→ DIRECTIONS
Using the entries that follow, collect the lines where the word "phát" appears.
:: DATA FOR THIS EXERCISE ::
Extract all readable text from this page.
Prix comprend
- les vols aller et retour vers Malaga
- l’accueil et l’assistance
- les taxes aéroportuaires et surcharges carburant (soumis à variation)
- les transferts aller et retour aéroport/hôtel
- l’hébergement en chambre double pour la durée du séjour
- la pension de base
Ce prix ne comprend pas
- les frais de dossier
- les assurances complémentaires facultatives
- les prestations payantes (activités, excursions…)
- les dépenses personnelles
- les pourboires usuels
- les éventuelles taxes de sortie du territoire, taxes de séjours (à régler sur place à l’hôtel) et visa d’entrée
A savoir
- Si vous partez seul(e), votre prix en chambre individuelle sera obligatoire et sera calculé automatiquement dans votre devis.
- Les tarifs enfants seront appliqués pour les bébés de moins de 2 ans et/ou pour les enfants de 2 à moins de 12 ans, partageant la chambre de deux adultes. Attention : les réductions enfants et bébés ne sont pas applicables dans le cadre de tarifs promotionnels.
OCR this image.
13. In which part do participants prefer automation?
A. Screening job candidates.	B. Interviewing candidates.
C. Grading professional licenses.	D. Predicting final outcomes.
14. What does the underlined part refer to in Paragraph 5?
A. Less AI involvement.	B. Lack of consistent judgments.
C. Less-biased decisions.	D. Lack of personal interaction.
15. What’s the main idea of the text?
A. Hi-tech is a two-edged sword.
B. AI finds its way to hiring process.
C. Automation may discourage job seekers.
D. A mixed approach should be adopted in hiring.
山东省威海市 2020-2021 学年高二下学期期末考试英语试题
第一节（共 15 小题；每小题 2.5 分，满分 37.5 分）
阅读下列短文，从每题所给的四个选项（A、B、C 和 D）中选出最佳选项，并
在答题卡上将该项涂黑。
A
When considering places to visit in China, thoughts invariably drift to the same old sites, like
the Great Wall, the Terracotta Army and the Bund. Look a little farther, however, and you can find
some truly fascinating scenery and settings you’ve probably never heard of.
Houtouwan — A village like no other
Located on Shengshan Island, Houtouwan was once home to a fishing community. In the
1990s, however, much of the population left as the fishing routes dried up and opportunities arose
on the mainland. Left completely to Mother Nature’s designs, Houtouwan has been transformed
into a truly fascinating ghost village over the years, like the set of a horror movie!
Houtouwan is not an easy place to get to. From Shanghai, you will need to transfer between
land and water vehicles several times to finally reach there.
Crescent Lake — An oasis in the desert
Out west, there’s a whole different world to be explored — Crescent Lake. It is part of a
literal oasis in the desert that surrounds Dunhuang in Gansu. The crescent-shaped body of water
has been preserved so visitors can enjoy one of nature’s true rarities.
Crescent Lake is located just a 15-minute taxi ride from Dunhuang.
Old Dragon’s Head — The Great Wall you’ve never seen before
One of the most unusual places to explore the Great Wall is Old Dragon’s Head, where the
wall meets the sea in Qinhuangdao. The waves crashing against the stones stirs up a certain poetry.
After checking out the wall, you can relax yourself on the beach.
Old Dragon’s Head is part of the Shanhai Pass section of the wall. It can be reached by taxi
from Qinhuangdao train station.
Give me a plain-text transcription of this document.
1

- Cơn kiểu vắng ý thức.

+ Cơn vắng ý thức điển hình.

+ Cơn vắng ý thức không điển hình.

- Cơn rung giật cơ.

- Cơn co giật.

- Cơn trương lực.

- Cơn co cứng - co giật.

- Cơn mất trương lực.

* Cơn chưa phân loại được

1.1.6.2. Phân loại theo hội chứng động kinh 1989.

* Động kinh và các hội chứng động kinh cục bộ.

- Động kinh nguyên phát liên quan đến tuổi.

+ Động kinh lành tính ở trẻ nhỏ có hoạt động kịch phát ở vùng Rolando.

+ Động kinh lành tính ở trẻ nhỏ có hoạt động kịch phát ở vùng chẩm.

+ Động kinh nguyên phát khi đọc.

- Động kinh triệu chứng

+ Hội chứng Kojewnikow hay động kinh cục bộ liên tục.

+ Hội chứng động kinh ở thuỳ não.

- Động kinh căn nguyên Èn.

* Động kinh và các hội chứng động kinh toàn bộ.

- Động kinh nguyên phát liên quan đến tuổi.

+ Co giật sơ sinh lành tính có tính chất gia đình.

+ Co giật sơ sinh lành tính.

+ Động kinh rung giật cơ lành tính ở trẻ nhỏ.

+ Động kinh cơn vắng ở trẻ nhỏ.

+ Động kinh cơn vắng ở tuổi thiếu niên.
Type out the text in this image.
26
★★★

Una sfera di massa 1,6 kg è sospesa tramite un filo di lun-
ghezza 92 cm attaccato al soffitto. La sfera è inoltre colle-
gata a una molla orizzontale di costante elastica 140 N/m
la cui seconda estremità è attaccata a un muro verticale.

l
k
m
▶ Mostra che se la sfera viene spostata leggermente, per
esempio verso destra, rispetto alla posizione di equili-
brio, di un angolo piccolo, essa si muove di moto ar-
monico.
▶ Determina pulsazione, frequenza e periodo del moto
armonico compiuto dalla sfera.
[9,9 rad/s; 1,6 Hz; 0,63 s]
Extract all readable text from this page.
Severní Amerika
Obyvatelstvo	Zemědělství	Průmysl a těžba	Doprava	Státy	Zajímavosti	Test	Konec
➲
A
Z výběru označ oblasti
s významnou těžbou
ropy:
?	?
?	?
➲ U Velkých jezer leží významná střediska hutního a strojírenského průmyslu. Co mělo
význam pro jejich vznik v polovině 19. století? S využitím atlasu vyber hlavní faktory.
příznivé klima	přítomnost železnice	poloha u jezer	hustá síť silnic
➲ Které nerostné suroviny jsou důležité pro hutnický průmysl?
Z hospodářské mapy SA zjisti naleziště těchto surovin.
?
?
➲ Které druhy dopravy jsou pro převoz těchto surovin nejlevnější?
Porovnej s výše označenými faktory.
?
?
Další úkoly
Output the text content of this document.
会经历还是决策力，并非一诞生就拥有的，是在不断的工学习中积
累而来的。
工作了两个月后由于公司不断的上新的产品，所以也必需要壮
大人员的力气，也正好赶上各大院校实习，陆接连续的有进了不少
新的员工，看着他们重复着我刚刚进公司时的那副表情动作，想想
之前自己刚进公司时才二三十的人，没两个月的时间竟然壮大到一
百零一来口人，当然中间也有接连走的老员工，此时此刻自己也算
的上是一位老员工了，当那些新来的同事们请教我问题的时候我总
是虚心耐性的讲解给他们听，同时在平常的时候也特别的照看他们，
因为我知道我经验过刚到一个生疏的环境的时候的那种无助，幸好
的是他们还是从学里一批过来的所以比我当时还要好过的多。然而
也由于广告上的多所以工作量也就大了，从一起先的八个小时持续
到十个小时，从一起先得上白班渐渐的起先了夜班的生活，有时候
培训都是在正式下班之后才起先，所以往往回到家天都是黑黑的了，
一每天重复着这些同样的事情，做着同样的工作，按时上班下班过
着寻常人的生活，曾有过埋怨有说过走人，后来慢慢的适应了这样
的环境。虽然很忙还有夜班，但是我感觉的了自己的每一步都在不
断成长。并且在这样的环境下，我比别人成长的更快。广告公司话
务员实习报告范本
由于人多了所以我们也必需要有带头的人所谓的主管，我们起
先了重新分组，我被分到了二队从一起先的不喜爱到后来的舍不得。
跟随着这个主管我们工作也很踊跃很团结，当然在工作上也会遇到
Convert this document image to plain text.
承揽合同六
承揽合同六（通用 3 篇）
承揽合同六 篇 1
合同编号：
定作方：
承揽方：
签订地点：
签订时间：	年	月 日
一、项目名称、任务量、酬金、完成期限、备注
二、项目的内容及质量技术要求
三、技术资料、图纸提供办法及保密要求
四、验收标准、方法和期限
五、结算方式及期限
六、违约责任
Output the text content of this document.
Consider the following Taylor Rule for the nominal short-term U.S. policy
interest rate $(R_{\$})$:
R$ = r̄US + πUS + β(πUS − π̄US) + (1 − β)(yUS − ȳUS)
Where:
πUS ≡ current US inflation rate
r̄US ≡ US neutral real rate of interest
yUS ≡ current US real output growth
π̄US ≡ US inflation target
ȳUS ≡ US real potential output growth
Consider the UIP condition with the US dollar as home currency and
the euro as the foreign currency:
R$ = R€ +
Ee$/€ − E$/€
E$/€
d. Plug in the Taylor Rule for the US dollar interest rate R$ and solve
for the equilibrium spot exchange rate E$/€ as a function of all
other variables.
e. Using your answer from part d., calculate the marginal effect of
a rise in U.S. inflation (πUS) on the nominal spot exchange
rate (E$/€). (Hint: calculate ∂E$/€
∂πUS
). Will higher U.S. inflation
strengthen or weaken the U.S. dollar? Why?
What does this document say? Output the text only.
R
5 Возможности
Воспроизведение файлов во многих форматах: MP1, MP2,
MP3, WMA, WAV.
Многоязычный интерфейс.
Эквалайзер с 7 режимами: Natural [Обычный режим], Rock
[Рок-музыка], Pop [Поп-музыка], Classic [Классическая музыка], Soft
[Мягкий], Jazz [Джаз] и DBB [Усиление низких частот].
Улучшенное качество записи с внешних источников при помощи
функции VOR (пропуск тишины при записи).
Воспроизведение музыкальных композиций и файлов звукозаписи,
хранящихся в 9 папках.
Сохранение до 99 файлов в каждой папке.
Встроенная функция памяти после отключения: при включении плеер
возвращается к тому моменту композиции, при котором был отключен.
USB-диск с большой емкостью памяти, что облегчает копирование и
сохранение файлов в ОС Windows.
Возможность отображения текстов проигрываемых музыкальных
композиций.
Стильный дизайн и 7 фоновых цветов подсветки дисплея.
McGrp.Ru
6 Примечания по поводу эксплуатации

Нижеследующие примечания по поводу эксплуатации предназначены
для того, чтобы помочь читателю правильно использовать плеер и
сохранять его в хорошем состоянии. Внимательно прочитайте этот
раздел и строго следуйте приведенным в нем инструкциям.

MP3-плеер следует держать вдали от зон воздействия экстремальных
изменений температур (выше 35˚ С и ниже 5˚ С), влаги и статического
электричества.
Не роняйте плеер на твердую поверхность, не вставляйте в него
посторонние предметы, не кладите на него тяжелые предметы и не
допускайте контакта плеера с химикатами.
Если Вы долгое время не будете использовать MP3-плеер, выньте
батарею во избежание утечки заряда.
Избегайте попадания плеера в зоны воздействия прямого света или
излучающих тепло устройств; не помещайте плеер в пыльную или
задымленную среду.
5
:::
→ THE COMPLETED TASK
- Động kinh nguyên phát liên quan đến tuổi.
+ Động kinh lành tính ở trẻ nhỏ có hoạt động kịch phát ở vùng Rolando.
+ Động kinh lành tính ở trẻ nhỏ có hoạt động kịch phát ở vùng chẩm.
+ Động kinh nguyên phát khi đọc.
- Động kinh nguyên phát liên quan đến tuổi.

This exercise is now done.